▶ [WORK TO BE COMPLETED]
Look for "this" in each line of the entries, and return the matching lines.

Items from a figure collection
····················

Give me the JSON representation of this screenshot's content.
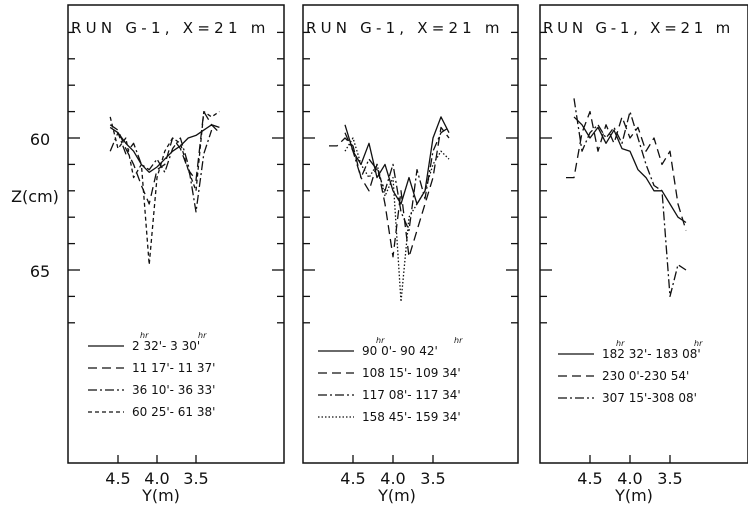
{
  "chart_data": [
    {
      "type": "line",
      "title": "RUN G-1, X=21 m",
      "xlabel": "Y(m)",
      "ylabel": "Z(cm)",
      "x_ticks": [
        "4.5",
        "4.0",
        "3.5"
      ],
      "y_ticks": [
        "60",
        "65"
      ],
      "xlim": [
        4.85,
        3.15
      ],
      "ylim": [
        67.9,
        55.3
      ],
      "y_inverted": true,
      "hr_superscripts": true,
      "series": [
        {
          "name": "2 32'- 3 30'",
          "hr_a": "hr",
          "hr_b": "hr",
          "dash": "solid",
          "x": [
            4.6,
            4.5,
            4.4,
            4.3,
            4.2,
            4.1,
            4.0,
            3.9,
            3.8,
            3.7,
            3.6,
            3.5,
            3.4,
            3.3,
            3.2
          ],
          "y": [
            59.6,
            59.8,
            60.2,
            60.5,
            61.0,
            61.3,
            61.1,
            60.8,
            60.5,
            60.3,
            60.0,
            59.9,
            59.7,
            59.5,
            59.6
          ]
        },
        {
          "name": "11 17'- 11 37'",
          "dash": "long-dash",
          "x": [
            4.6,
            4.5,
            4.4,
            4.3,
            4.2,
            4.1,
            4.0,
            3.9,
            3.8,
            3.7,
            3.6,
            3.5,
            3.4,
            3.3,
            3.2
          ],
          "y": [
            59.5,
            59.7,
            60.4,
            61.0,
            61.8,
            62.5,
            61.2,
            61.0,
            60.0,
            60.4,
            61.2,
            61.6,
            59.0,
            59.5,
            59.8
          ]
        },
        {
          "name": "36 10'- 36 33'",
          "dash": "dash-dot",
          "x": [
            4.6,
            4.5,
            4.4,
            4.3,
            4.2,
            4.1,
            4.0,
            3.9,
            3.8,
            3.7,
            3.6,
            3.5,
            3.4,
            3.3
          ],
          "y": [
            60.5,
            59.8,
            60.6,
            60.2,
            61.0,
            61.2,
            60.8,
            61.3,
            60.4,
            60.0,
            61.0,
            62.8,
            60.6,
            59.7
          ]
        },
        {
          "name": "60 25'- 61 38'",
          "dash": "short-dash",
          "x": [
            4.6,
            4.5,
            4.4,
            4.3,
            4.2,
            4.1,
            4.0,
            3.9,
            3.8,
            3.7,
            3.6,
            3.5,
            3.4,
            3.3,
            3.2
          ],
          "y": [
            59.2,
            60.4,
            60.0,
            61.5,
            61.0,
            64.8,
            61.5,
            60.5,
            60.0,
            60.2,
            61.2,
            62.0,
            59.0,
            59.2,
            59.0
          ]
        }
      ]
    },
    {
      "type": "line",
      "title": "RUN G-1, X=21 m",
      "xlabel": "Y(m)",
      "x_ticks": [
        "4.5",
        "4.0",
        "3.5"
      ],
      "xlim": [
        4.85,
        3.15
      ],
      "ylim": [
        67.9,
        55.3
      ],
      "y_inverted": true,
      "hr_superscripts": true,
      "series": [
        {
          "name": "90 0'- 90 42'",
          "hr_a": "hr",
          "hr_b": "hr",
          "dash": "solid",
          "x": [
            4.6,
            4.5,
            4.4,
            4.3,
            4.2,
            4.1,
            4.0,
            3.9,
            3.8,
            3.7,
            3.6,
            3.5,
            3.4,
            3.3
          ],
          "y": [
            59.5,
            60.5,
            61.0,
            60.2,
            61.5,
            61.0,
            62.0,
            62.5,
            61.5,
            62.5,
            62.0,
            60.0,
            59.2,
            59.8
          ]
        },
        {
          "name": "108 15'- 109 34'",
          "dash": "long-dash",
          "x": [
            4.8,
            4.7,
            4.6,
            4.5,
            4.4,
            4.3,
            4.2,
            4.1,
            4.0,
            3.9,
            3.8,
            3.7,
            3.6,
            3.5,
            3.4,
            3.3
          ],
          "y": [
            60.3,
            60.3,
            60.0,
            60.3,
            61.5,
            62.0,
            61.0,
            62.5,
            64.5,
            62.0,
            64.5,
            63.5,
            62.5,
            61.5,
            59.6,
            60.0
          ]
        },
        {
          "name": "117 08'- 117 34'",
          "dash": "dash-dot",
          "x": [
            4.6,
            4.5,
            4.4,
            4.3,
            4.2,
            4.1,
            4.0,
            3.9,
            3.8,
            3.7,
            3.6,
            3.5,
            3.4,
            3.3
          ],
          "y": [
            59.8,
            60.5,
            61.5,
            60.8,
            61.2,
            62.0,
            61.0,
            62.8,
            63.5,
            61.2,
            62.3,
            60.5,
            59.8,
            59.6
          ]
        },
        {
          "name": "158 45'- 159 34'",
          "dash": "dotted",
          "x": [
            4.6,
            4.5,
            4.4,
            4.3,
            4.2,
            4.1,
            4.0,
            3.9,
            3.8,
            3.7,
            3.6,
            3.5,
            3.4,
            3.3
          ],
          "y": [
            60.5,
            60.0,
            61.0,
            61.5,
            61.0,
            62.2,
            61.5,
            66.2,
            63.0,
            62.5,
            62.0,
            61.0,
            60.5,
            60.8
          ]
        }
      ]
    },
    {
      "type": "line",
      "title": "RUN G-1, X=21 m",
      "xlabel": "Y(m)",
      "x_ticks": [
        "4.5",
        "4.0",
        "3.5"
      ],
      "xlim": [
        4.85,
        3.15
      ],
      "ylim": [
        67.9,
        55.3
      ],
      "y_inverted": true,
      "hr_superscripts": true,
      "series": [
        {
          "name": "182 32'- 183 08'",
          "hr_a": "hr",
          "hr_b": "hr",
          "dash": "solid",
          "x": [
            4.7,
            4.6,
            4.5,
            4.4,
            4.3,
            4.2,
            4.1,
            4.0,
            3.9,
            3.8,
            3.7,
            3.6,
            3.5,
            3.4,
            3.3
          ],
          "y": [
            59.2,
            59.5,
            60.0,
            59.6,
            60.2,
            59.7,
            60.4,
            60.5,
            61.2,
            61.5,
            62.0,
            62.0,
            62.5,
            63.0,
            63.2
          ]
        },
        {
          "name": "230 0'-230 54'",
          "dash": "long-dash",
          "x": [
            4.8,
            4.7,
            4.6,
            4.5,
            4.4,
            4.3,
            4.2,
            4.1,
            4.0,
            3.9,
            3.8,
            3.7,
            3.6,
            3.5,
            3.4,
            3.3
          ],
          "y": [
            61.5,
            61.5,
            59.8,
            59.0,
            60.5,
            59.5,
            60.2,
            59.2,
            60.0,
            59.6,
            60.5,
            60.0,
            61.0,
            60.5,
            62.5,
            63.5
          ]
        },
        {
          "name": "307 15'-308 08'",
          "dash": "dash-dot",
          "x": [
            4.7,
            4.6,
            4.5,
            4.4,
            4.3,
            4.2,
            4.1,
            4.0,
            3.9,
            3.8,
            3.7,
            3.6,
            3.5,
            3.4,
            3.3
          ],
          "y": [
            58.5,
            60.5,
            59.8,
            59.5,
            60.0,
            59.6,
            60.2,
            59.0,
            60.0,
            61.0,
            61.8,
            62.0,
            66.0,
            64.8,
            65.0
          ]
        }
      ]
    }
  ]
}
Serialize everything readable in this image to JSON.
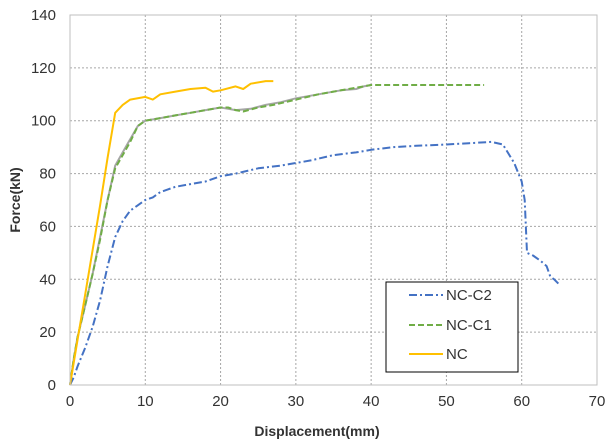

····················

▶ [THE RESPONSE]
Give me the JSON representation of this screenshot's content.
Serialize everything readable in this image to JSON.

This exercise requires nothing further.